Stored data
^^^^

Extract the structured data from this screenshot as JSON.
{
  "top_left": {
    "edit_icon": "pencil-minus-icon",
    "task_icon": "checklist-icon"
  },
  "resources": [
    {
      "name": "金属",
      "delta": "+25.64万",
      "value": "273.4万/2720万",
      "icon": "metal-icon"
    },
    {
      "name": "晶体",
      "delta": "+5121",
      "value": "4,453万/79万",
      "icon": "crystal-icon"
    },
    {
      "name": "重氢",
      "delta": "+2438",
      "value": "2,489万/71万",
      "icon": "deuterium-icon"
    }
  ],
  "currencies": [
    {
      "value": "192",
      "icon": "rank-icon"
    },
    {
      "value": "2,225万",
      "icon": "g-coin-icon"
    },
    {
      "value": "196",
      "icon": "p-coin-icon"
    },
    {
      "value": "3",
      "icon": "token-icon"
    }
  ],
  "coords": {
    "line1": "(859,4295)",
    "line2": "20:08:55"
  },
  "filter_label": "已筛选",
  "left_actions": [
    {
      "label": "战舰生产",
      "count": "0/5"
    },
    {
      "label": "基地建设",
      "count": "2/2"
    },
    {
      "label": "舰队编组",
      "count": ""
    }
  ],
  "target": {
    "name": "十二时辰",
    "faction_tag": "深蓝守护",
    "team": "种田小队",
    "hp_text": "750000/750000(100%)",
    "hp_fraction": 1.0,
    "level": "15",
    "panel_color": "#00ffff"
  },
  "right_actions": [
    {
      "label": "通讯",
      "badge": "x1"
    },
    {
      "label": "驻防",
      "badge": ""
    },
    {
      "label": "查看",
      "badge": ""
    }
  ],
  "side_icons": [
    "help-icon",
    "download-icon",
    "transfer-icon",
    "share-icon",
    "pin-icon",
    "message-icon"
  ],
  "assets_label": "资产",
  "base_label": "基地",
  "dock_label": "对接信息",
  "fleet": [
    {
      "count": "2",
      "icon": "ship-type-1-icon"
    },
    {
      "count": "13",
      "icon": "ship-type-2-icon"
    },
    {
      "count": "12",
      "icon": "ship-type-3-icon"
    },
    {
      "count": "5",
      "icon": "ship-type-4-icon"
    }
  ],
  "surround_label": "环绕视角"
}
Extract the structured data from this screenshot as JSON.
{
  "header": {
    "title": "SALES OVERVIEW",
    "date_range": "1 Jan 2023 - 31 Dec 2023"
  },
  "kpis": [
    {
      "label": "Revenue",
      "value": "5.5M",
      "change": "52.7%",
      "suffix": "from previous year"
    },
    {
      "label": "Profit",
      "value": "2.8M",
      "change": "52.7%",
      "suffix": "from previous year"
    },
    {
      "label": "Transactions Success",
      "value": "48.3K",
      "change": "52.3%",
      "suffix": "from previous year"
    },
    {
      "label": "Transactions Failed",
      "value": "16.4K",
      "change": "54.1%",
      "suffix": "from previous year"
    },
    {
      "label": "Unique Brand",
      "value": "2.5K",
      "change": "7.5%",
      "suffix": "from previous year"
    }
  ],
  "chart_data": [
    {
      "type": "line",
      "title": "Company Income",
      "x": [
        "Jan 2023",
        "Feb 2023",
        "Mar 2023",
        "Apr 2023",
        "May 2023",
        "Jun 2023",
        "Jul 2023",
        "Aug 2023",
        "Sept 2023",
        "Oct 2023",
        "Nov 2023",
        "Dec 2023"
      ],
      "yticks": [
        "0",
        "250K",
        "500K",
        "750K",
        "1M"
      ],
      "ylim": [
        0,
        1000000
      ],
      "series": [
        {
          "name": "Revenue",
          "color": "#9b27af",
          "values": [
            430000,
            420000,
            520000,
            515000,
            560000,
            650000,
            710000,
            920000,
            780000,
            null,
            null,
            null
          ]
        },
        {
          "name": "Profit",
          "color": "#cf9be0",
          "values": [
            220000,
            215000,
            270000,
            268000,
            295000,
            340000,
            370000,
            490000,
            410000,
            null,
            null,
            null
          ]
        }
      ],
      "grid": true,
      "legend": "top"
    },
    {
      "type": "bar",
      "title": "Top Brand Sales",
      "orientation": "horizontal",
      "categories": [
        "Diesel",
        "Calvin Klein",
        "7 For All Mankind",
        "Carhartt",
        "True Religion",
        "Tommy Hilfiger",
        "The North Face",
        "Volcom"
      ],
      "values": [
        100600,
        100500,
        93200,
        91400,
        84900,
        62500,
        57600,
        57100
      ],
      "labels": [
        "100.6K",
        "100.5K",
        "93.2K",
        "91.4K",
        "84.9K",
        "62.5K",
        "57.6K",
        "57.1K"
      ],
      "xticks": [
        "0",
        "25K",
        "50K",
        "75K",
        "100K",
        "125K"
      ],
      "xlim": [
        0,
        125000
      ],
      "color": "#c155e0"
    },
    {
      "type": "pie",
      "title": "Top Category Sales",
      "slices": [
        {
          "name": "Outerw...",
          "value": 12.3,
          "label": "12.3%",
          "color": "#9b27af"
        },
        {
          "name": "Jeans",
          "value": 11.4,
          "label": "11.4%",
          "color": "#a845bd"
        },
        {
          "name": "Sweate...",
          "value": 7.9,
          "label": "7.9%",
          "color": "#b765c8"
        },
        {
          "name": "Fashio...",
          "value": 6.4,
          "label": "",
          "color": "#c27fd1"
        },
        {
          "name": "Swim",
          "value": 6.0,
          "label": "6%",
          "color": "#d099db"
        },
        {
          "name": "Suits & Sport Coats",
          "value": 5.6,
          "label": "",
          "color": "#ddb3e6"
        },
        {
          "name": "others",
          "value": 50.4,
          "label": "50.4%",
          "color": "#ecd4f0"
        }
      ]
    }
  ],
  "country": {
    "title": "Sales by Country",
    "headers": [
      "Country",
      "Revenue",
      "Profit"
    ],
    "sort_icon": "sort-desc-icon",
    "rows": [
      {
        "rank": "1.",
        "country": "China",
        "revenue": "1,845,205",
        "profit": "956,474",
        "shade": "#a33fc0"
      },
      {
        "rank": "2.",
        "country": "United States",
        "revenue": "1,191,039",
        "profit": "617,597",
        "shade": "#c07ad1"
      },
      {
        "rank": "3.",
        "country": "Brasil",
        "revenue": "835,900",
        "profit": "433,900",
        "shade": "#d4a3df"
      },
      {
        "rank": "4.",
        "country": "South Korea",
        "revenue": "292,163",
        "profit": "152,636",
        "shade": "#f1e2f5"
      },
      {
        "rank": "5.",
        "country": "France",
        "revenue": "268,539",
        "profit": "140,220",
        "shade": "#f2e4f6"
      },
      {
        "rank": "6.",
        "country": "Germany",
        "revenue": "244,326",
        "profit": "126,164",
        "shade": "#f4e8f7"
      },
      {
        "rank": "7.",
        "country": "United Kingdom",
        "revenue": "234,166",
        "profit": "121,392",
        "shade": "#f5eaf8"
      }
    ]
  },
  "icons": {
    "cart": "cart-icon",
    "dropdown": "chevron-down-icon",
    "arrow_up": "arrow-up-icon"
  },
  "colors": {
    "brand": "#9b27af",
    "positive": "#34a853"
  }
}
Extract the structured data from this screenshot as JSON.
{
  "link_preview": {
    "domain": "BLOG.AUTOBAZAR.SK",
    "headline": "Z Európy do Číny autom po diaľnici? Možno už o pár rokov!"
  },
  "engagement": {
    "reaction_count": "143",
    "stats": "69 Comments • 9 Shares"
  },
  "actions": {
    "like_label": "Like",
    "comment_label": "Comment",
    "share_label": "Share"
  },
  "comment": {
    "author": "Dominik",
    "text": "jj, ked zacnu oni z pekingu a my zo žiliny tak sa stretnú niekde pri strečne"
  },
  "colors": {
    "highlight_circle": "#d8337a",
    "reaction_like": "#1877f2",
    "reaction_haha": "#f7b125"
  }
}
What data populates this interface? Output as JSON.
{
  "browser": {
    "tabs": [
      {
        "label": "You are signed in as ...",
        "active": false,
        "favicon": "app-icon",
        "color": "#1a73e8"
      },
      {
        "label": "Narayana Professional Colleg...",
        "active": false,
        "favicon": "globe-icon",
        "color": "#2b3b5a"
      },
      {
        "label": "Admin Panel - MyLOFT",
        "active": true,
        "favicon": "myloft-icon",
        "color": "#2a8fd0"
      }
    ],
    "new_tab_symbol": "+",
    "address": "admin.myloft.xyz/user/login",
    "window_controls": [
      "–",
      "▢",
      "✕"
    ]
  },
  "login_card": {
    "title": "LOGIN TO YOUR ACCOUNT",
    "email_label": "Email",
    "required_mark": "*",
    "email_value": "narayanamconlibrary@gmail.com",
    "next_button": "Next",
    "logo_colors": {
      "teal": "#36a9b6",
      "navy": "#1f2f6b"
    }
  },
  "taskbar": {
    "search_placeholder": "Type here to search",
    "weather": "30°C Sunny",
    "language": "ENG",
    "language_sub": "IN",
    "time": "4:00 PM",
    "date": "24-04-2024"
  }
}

^^^^

#### GIVEN EXERCISE:
Gather from the entries above all lines that include the string "United".

#### SOLUTION TO THE PROBLEM:
        "country": "United States",
        "country": "United Kingdom",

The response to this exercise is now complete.